### WRITTEN REQUEST
Select the lines below containing the word "chứng".

— BEGIN PROVIDED DATA —

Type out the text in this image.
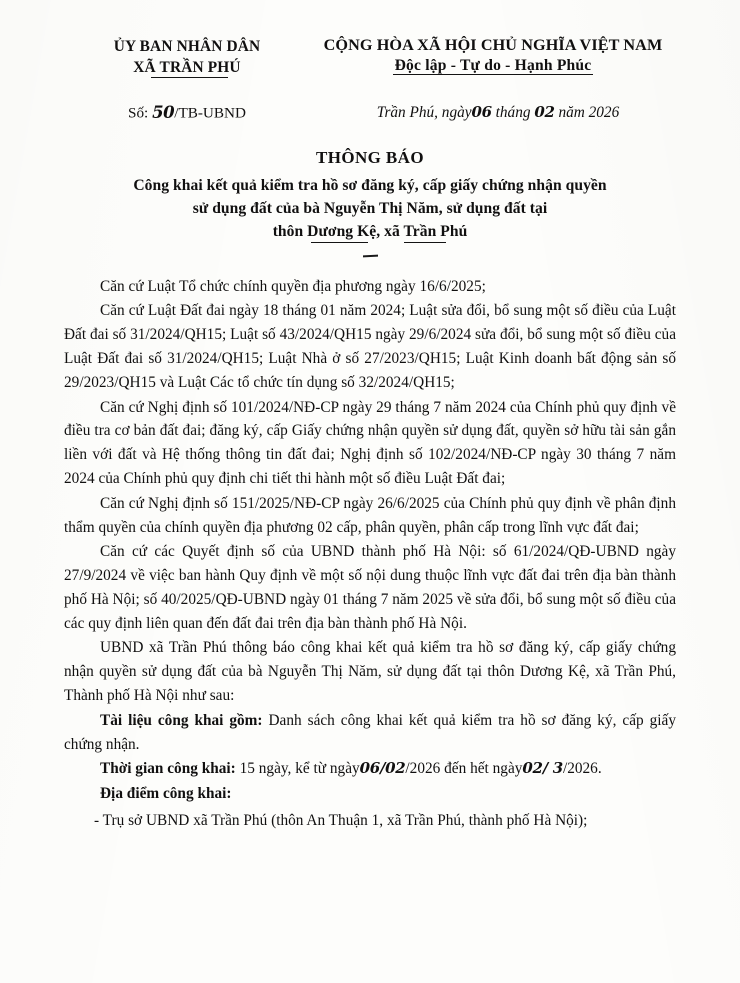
ỦY BAN NHÂN DÂN
XÃ TRẦN PHÚ
CỘNG HÒA XÃ HỘI CHỦ NGHĨA VIỆT NAM
Độc lập - Tự do - Hạnh Phúc
Số: 50/TB-UBND	Trần Phú, ngày06 tháng 02 năm 2026
THÔNG BÁO
Công khai kết quả kiểm tra hồ sơ đăng ký, cấp giấy chứng nhận quyền
sử dụng đất của bà Nguyễn Thị Năm, sử dụng đất tại
thôn Dương Kệ, xã Trần Phú

Căn cứ Luật Tổ chức chính quyền địa phương ngày 16/6/2025;

Căn cứ Luật Đất đai ngày 18 tháng 01 năm 2024; Luật sửa đổi, bổ sung một số điều của Luật Đất đai số 31/2024/QH15; Luật số 43/2024/QH15 ngày 29/6/2024 sửa đổi, bổ sung một số điều của Luật Đất đai số 31/2024/QH15; Luật Nhà ở số 27/2023/QH15; Luật Kinh doanh bất động sản số 29/2023/QH15 và Luật Các tổ chức tín dụng số 32/2024/QH15;

Căn cứ Nghị định số 101/2024/NĐ-CP ngày 29 tháng 7 năm 2024 của Chính phủ quy định về điều tra cơ bản đất đai; đăng ký, cấp Giấy chứng nhận quyền sử dụng đất, quyền sở hữu tài sản gắn liền với đất và Hệ thống thông tin đất đai; Nghị định số 102/2024/NĐ-CP ngày 30 tháng 7 năm 2024 của Chính phủ quy định chi tiết thi hành một số điều Luật Đất đai;

Căn cứ Nghị định số 151/2025/NĐ-CP ngày 26/6/2025 của Chính phủ quy định về phân định thẩm quyền của chính quyền địa phương 02 cấp, phân quyền, phân cấp trong lĩnh vực đất đai;

Căn cứ các Quyết định số của UBND thành phố Hà Nội: số 61/2024/QĐ-UBND ngày 27/9/2024 về việc ban hành Quy định về một số nội dung thuộc lĩnh vực đất đai trên địa bàn thành phố Hà Nội; số 40/2025/QĐ-UBND ngày 01 tháng 7 năm 2025 về sửa đổi, bổ sung một số điều của các quy định liên quan đến đất đai trên địa bàn thành phố Hà Nội.

UBND xã Trần Phú thông báo công khai kết quả kiểm tra hồ sơ đăng ký, cấp giấy chứng nhận quyền sử dụng đất của bà Nguyễn Thị Năm, sử dụng đất tại thôn Dương Kệ, xã Trần Phú, Thành phố Hà Nội như sau:

Tài liệu công khai gồm: Danh sách công khai kết quả kiểm tra hồ sơ đăng ký, cấp giấy chứng nhận.

Thời gian công khai: 15 ngày, kể từ ngày06/02/2026 đến hết ngày02/ 3/2026.

Địa điểm công khai:

- Trụ sở UBND xã Trần Phú (thôn An Thuận 1, xã Trần Phú, thành phố Hà Nội);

— END PROVIDED DATA —

### ANSWER TO THIS PROBLEM
Công khai kết quả kiểm tra hồ sơ đăng ký, cấp giấy chứng nhận quyền
Căn cứ Nghị định số 101/2024/NĐ-CP ngày 29 tháng 7 năm 2024 của Chính phủ quy định về điều tra cơ bản đất đai; đăng ký, cấp Giấy chứng nhận quyền sử dụng đất, quyền sở hữu tài sản gắn liền với đất và Hệ thống thông tin đất đai; Nghị định số 102/2024/NĐ-CP ngày 30 tháng 7 năm 2024 của Chính phủ quy định chi tiết thi hành một số điều Luật Đất đai;
UBND xã Trần Phú thông báo công khai kết quả kiểm tra hồ sơ đăng ký, cấp giấy chứng nhận quyền sử dụng đất của bà Nguyễn Thị Năm, sử dụng đất tại thôn Dương Kệ, xã Trần Phú, Thành phố Hà Nội như sau:
Tài liệu công khai gồm: Danh sách công khai kết quả kiểm tra hồ sơ đăng ký, cấp giấy chứng nhận.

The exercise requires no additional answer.